#### RECORDS FOR PROCESSING ####

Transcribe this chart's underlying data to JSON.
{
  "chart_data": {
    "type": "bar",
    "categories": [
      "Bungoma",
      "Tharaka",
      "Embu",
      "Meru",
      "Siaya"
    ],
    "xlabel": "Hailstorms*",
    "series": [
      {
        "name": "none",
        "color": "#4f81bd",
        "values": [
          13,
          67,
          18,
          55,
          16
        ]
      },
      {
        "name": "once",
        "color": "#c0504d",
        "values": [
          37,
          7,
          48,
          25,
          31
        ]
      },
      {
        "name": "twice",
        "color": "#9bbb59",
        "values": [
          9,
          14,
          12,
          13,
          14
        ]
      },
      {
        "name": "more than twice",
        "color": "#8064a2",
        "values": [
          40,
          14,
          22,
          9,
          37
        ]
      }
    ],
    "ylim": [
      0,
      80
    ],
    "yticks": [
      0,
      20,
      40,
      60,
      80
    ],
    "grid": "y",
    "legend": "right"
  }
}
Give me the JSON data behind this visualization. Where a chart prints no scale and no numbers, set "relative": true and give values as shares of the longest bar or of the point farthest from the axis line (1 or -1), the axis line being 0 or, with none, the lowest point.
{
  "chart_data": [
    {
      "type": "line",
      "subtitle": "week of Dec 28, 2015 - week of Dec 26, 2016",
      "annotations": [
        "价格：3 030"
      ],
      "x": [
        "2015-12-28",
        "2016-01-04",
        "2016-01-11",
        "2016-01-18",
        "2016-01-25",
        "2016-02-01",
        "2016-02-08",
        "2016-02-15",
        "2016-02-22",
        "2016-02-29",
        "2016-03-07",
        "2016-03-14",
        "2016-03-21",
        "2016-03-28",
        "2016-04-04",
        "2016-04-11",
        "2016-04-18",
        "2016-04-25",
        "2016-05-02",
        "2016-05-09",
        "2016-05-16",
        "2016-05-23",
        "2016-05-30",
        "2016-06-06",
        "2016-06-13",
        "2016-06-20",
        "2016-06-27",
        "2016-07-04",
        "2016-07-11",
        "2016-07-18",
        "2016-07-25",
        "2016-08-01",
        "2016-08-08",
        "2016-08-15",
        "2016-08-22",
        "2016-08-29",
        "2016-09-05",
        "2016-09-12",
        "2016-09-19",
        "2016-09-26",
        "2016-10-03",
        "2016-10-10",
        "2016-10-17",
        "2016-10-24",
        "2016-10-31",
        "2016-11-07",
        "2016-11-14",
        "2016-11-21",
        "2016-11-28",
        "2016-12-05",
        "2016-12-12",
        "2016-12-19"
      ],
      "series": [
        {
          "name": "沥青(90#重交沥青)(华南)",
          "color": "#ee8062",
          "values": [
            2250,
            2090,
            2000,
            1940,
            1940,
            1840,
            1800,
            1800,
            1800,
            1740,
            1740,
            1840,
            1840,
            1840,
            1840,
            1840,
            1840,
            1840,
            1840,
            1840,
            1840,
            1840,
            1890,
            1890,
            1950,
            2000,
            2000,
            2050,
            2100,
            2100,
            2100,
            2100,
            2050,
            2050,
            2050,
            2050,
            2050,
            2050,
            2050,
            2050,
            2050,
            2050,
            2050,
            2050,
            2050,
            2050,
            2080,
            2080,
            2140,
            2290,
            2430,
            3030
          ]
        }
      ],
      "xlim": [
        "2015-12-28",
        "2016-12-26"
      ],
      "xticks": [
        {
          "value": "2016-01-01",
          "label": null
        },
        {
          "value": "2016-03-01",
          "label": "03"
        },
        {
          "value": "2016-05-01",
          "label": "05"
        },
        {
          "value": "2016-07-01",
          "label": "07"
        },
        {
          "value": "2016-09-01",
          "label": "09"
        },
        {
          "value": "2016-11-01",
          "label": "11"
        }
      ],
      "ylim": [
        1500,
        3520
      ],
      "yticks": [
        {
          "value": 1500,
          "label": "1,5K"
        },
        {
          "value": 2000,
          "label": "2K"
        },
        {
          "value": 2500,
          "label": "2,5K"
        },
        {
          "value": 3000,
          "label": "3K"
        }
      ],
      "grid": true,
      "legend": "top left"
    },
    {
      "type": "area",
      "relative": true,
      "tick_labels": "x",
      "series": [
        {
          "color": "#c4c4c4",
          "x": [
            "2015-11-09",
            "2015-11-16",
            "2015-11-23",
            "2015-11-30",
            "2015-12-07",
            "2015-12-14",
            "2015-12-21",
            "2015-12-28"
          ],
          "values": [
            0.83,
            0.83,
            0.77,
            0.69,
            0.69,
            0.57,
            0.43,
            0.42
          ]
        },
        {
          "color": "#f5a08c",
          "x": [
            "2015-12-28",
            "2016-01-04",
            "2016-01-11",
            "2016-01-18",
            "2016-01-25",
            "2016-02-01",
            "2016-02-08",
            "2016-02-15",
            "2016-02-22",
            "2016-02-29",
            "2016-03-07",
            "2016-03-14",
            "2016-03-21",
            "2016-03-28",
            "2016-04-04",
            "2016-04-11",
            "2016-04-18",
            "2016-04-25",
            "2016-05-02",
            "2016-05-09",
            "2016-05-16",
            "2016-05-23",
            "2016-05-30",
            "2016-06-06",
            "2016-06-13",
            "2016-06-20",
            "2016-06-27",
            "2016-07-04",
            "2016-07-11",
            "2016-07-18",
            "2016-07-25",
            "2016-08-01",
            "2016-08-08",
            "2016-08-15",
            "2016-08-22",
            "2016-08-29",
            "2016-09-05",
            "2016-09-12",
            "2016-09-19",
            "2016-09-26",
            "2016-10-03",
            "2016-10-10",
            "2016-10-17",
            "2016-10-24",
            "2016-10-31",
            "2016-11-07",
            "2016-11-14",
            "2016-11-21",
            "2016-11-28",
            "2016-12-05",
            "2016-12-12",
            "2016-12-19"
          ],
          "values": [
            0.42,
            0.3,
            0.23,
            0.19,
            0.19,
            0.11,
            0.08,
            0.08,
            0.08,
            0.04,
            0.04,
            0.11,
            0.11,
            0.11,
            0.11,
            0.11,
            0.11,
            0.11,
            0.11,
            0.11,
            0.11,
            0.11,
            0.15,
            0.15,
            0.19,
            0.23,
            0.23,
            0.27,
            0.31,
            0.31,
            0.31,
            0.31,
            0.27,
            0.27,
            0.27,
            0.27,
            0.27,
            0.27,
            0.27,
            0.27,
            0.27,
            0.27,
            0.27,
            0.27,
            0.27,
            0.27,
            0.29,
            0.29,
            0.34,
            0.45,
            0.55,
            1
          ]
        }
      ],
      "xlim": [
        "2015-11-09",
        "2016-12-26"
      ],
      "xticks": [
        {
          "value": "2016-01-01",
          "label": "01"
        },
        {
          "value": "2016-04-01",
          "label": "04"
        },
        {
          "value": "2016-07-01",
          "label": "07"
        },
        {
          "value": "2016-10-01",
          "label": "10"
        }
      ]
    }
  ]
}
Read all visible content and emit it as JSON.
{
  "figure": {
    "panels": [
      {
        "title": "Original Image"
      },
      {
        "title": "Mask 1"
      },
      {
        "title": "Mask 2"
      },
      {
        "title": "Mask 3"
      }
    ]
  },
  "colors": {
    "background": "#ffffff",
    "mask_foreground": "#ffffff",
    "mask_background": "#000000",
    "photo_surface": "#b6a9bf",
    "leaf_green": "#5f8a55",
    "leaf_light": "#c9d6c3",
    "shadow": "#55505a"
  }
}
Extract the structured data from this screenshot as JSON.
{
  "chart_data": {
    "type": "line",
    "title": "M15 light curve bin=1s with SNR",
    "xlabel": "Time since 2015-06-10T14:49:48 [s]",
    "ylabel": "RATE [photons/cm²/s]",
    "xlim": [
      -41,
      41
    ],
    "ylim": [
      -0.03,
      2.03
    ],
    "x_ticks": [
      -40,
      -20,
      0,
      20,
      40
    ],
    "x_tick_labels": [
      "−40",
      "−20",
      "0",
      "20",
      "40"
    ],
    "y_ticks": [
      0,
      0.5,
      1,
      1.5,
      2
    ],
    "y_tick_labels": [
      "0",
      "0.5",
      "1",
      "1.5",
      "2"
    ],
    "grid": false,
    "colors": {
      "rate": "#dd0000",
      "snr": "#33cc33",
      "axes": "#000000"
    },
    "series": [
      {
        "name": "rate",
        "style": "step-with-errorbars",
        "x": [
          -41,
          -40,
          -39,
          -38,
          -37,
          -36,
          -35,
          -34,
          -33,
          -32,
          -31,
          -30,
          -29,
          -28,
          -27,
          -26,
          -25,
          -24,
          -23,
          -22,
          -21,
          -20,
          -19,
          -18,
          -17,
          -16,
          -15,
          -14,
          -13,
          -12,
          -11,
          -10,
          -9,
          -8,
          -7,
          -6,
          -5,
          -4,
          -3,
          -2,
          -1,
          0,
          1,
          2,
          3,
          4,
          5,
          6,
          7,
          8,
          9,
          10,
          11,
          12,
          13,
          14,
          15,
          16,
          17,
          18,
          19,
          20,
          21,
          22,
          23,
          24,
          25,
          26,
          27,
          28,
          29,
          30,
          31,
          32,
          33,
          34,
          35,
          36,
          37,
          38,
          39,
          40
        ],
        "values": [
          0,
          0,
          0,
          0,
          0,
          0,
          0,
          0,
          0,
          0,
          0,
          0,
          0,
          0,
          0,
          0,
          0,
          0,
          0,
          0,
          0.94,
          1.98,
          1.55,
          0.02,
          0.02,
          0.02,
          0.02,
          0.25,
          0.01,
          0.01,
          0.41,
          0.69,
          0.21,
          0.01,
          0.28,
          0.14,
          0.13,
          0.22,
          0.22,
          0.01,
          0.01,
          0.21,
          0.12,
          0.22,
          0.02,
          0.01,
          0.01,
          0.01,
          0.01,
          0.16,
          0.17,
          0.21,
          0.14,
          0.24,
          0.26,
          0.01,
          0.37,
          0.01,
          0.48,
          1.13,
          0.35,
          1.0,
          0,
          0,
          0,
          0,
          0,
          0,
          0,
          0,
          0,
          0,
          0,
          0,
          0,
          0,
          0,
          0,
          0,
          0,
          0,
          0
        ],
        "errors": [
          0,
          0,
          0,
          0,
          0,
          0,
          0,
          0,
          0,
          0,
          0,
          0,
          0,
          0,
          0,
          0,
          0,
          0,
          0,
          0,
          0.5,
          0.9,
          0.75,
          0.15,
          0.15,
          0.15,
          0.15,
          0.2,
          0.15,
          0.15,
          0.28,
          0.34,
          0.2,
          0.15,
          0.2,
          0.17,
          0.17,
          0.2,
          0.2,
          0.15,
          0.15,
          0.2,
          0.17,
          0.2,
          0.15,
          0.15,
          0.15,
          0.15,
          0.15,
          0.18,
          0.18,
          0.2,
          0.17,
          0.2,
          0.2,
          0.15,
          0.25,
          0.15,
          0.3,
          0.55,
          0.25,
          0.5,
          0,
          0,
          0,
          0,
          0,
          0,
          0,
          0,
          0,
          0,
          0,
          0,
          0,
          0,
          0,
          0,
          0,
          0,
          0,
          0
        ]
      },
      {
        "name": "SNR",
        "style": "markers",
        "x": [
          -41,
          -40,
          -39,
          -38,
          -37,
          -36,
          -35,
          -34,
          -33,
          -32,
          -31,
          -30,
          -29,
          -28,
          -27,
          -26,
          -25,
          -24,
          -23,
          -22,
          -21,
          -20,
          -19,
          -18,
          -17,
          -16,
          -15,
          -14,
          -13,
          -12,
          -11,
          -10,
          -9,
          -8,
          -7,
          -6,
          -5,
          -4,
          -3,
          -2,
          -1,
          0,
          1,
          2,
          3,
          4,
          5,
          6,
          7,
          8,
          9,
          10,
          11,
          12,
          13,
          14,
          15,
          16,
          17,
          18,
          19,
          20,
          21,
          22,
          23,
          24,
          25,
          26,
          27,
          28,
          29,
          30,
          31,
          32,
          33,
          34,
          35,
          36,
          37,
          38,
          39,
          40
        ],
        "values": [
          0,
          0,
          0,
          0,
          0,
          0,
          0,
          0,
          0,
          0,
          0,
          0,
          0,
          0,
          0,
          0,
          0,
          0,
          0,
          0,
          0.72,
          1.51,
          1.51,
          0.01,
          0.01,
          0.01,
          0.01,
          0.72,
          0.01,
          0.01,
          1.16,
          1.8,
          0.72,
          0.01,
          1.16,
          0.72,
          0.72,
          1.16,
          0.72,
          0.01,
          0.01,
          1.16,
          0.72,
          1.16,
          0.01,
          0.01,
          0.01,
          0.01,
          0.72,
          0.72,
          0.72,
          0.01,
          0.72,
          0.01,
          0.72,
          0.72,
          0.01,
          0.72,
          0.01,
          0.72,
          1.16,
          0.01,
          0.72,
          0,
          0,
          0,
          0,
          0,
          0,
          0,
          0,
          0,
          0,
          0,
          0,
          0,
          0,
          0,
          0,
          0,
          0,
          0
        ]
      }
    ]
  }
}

####

# THE TASK
Pick out every line of the listing containing the word "this", and show those lines.

# REPLY
Transcribe this chart's underlying data to JSON.
Give me the JSON data behind this visualization. Where a chart prints no scale and no numbers, set "relative": true and give values as shares of the longest bar or of the point farthest from the axis line (1 or -1), the axis line being 0 or, with none, the lowest point.
Extract the structured data from this screenshot as JSON.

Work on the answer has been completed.